> **Task prompt**
Leave out the pictures and repeat everything else in the records exactly.
───── Dataset
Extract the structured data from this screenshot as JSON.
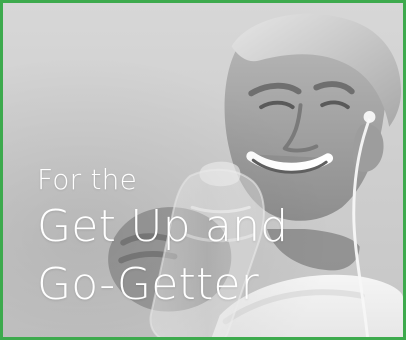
{
  "card": {
    "accent_color": "#3daa4d"
  },
  "headline": {
    "small": "For the",
    "line1": "Get Up and",
    "line2": "Go-Getter"
  },
  "image": {
    "subject_icon": "man-drinking-water-icon"
  }
}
──────────
> **The result**
Extract the structured data from this screenshot as JSON.
{
  "card": {
    "accent_color": "#3daa4d"
  },
  "headline": {
    "small": "For the",
    "line1": "Get Up and",
    "line2": "Go-Getter"
  },
  "image": {
    "subject_icon": "man-drinking-water-icon"
  }
}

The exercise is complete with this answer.